• _Exercise task_
Restate each line word for word. Leave out every picture.

• _Source records_
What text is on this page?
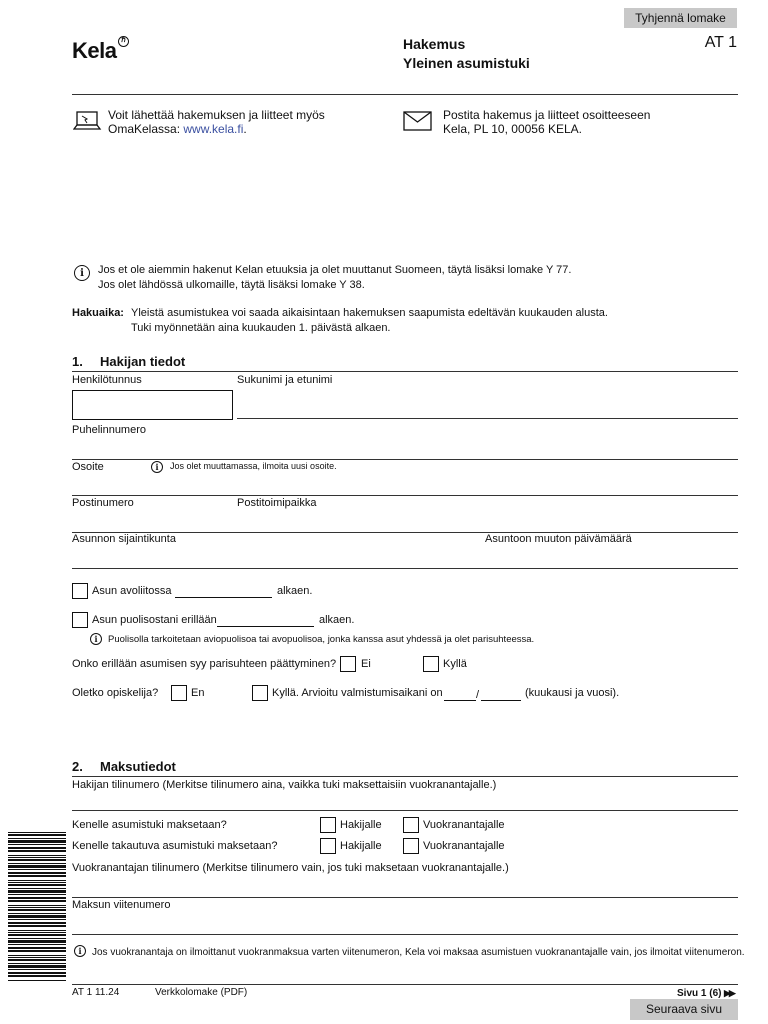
Tyhjennä lomake
Kela ℏ	Hakemus
Yleinen asumistuki
AT 1
Voit lähettää hakemuksen ja liitteet myös
OmaKelassa: www.kela.fi.
Postita hakemus ja liitteet osoitteeseen
Kela, PL 10, 00056 KELA.
i	Jos et ole aiemmin hakenut Kelan etuuksia ja olet muuttanut Suomeen, täytä lisäksi lomake Y 77.
Jos olet lähdössä ulkomaille, täytä lisäksi lomake Y 38.
Hakuaika: Yleistä asumistukea voi saada aikaisintaan hakemuksen saapumista edeltävän kuukauden alusta.
Tuki myönnetään aina kuukauden 1. päivästä alkaen.
1. Hakijan tiedot
Henkilötunnus	Sukunimi ja etunimi
Puhelinnumero
Osoite	i	Jos olet muuttamassa, ilmoita uusi osoite.
Postinumero	Postitoimipaikka
Asunnon sijaintikunta	Asuntoon muuton päivämäärä
Asun avoliitossa	alkaen.
Asun puolisostani erillään	alkaen.
i	Puolisolla tarkoitetaan aviopuolisoa tai avopuolisoa, jonka kanssa asut yhdessä ja olet parisuhteessa.
Onko erillään asumisen syy parisuhteen päättyminen? Ei	Kyllä
Oletko opiskelija?	En	Kyllä. Arvioitu valmistumisaikani on	/	(kuukausi ja vuosi).
2. Maksutiedot
Hakijan tilinumero (Merkitse tilinumero aina, vaikka tuki maksettaisiin vuokranantajalle.)
Kenelle asumistuki maksetaan?	Hakijalle	Vuokranantajalle
Kenelle takautuva asumistuki maksetaan?	Hakijalle	Vuokranantajalle
Vuokranantajan tilinumero (Merkitse tilinumero vain, jos tuki maksetaan vuokranantajalle.)
Maksun viitenumero
i	Jos vuokranantaja on ilmoittanut vuokranmaksua varten viitenumeron, Kela voi maksaa asumistuen vuokranantajalle vain, jos ilmoitat viitenumeron.
AT 1 11.24	Verkkolomake (PDF)	Sivu 1 (6) ▶▶
Seuraava sivu
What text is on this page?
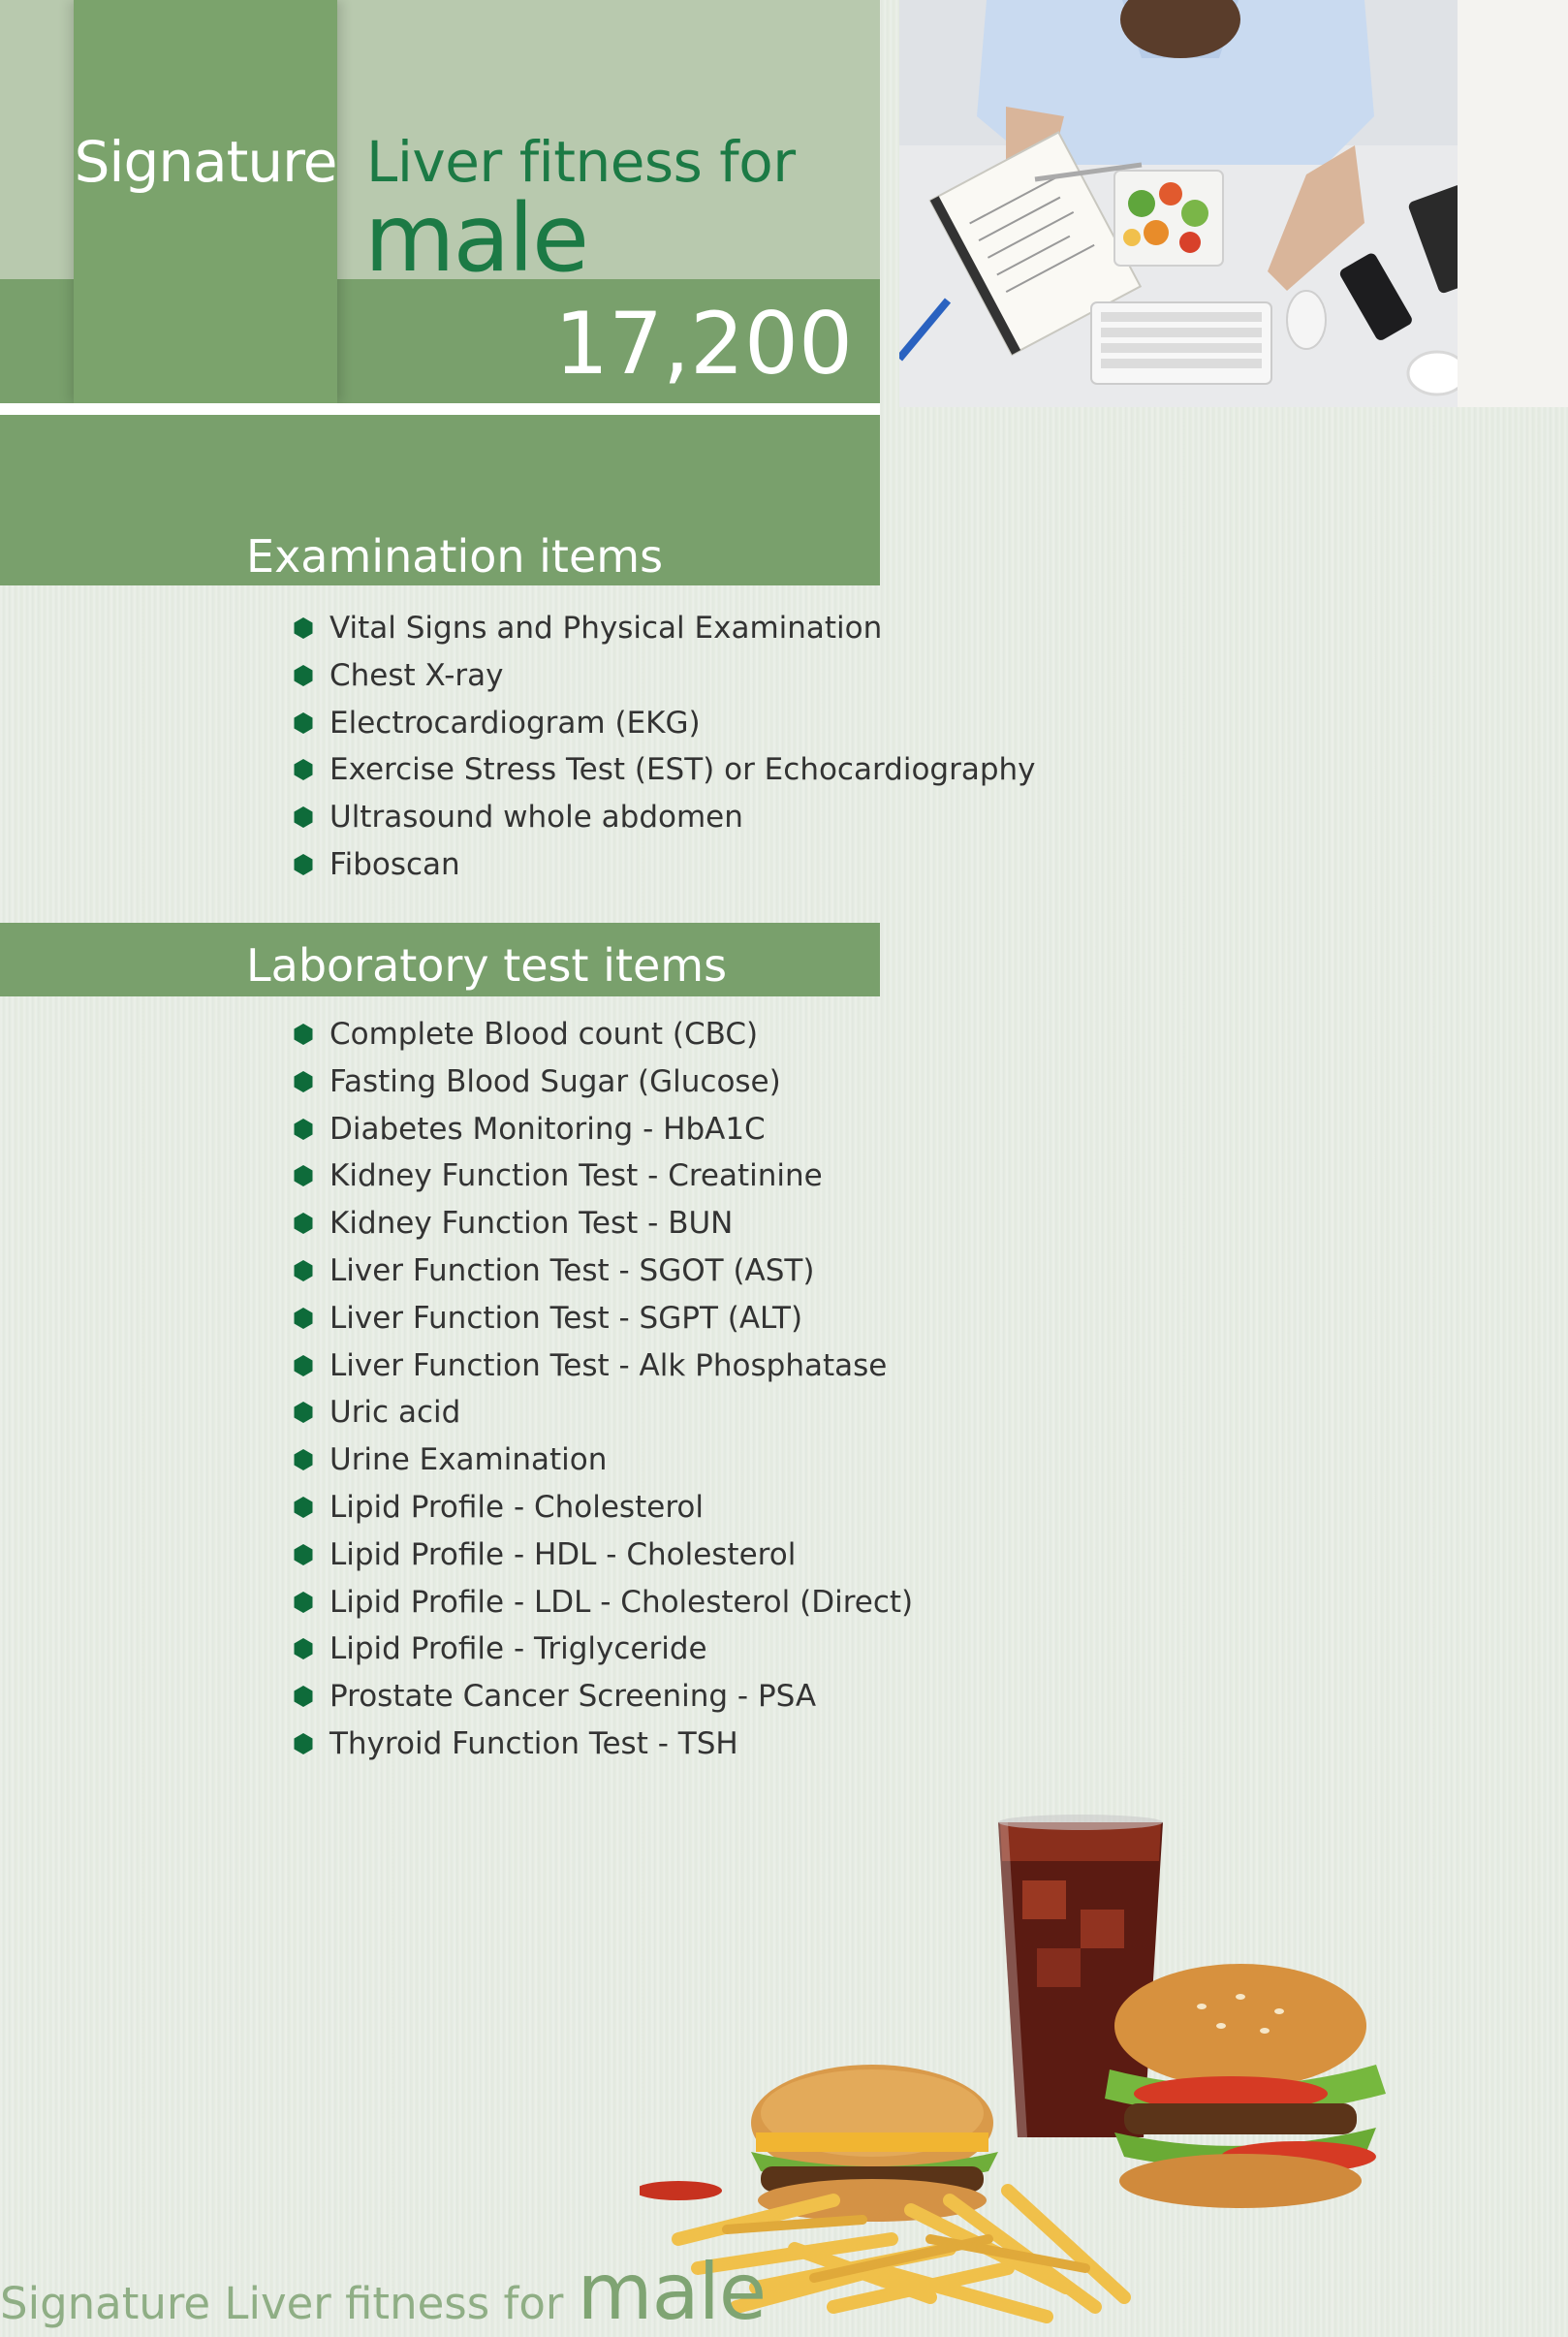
Signature Liver fitness for
male
17,200
Examination items
Vital Signs and Physical Examination
Chest X-ray
Electrocardiogram (EKG)
Exercise Stress Test (EST) or Echocardiography
Ultrasound whole abdomen
Fiboscan
Laboratory test items
Complete Blood count (CBC)
Fasting Blood Sugar (Glucose)
Diabetes Monitoring - HbA1C
Kidney Function Test - Creatinine
Kidney Function Test - BUN
Liver Function Test - SGOT (AST)
Liver Function Test - SGPT (ALT)
Liver Function Test - Alk Phosphatase
Uric acid
Urine Examination
Lipid Profile - Cholesterol
Lipid Profile - HDL - Cholesterol
Lipid Profile - LDL - Cholesterol (Direct)
Lipid Profile - Triglyceride
Prostate Cancer Screening - PSA
Thyroid Function Test - TSH
Signature Liver fitness for male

• _Output for this task_
What text is on this page?
Tyhjennä lomake
Kela ℏ	Hakemus
Yleinen asumistuki
AT 1
Voit lähettää hakemuksen ja liitteet myös
OmaKelassa: www.kela.fi.
Postita hakemus ja liitteet osoitteeseen
Kela, PL 10, 00056 KELA.
i	Jos et ole aiemmin hakenut Kelan etuuksia ja olet muuttanut Suomeen, täytä lisäksi lomake Y 77.
Jos olet lähdössä ulkomaille, täytä lisäksi lomake Y 38.
Hakuaika: Yleistä asumistukea voi saada aikaisintaan hakemuksen saapumista edeltävän kuukauden alusta.
Tuki myönnetään aina kuukauden 1. päivästä alkaen.
1. Hakijan tiedot
Henkilötunnus	Sukunimi ja etunimi
Puhelinnumero
Osoite	i	Jos olet muuttamassa, ilmoita uusi osoite.
Postinumero	Postitoimipaikka
Asunnon sijaintikunta	Asuntoon muuton päivämäärä
Asun avoliitossa	alkaen.
Asun puolisostani erillään	alkaen.
i	Puolisolla tarkoitetaan aviopuolisoa tai avopuolisoa, jonka kanssa asut yhdessä ja olet parisuhteessa.
Onko erillään asumisen syy parisuhteen päättyminen? Ei	Kyllä
Oletko opiskelija?	En	Kyllä. Arvioitu valmistumisaikani on	/	(kuukausi ja vuosi).
2. Maksutiedot
Hakijan tilinumero (Merkitse tilinumero aina, vaikka tuki maksettaisiin vuokranantajalle.)
Kenelle asumistuki maksetaan?	Hakijalle	Vuokranantajalle
Kenelle takautuva asumistuki maksetaan?	Hakijalle	Vuokranantajalle
Vuokranantajan tilinumero (Merkitse tilinumero vain, jos tuki maksetaan vuokranantajalle.)
Maksun viitenumero
i	Jos vuokranantaja on ilmoittanut vuokranmaksua varten viitenumeron, Kela voi maksaa asumistuen vuokranantajalle vain, jos ilmoitat viitenumeron.
AT 1 11.24	Verkkolomake (PDF)	Sivu 1 (6) ▶▶
Seuraava sivu
What text is on this page?
Signature Liver fitness for
male
17,200
Examination items
Vital Signs and Physical Examination
Chest X-ray
Electrocardiogram (EKG)
Exercise Stress Test (EST) or Echocardiography
Ultrasound whole abdomen
Fiboscan
Laboratory test items
Complete Blood count (CBC)
Fasting Blood Sugar (Glucose)
Diabetes Monitoring - HbA1C
Kidney Function Test - Creatinine
Kidney Function Test - BUN
Liver Function Test - SGOT (AST)
Liver Function Test - SGPT (ALT)
Liver Function Test - Alk Phosphatase
Uric acid
Urine Examination
Lipid Profile - Cholesterol
Lipid Profile - HDL - Cholesterol
Lipid Profile - LDL - Cholesterol (Direct)
Lipid Profile - Triglyceride
Prostate Cancer Screening - PSA
Thyroid Function Test - TSH
Signature Liver fitness for male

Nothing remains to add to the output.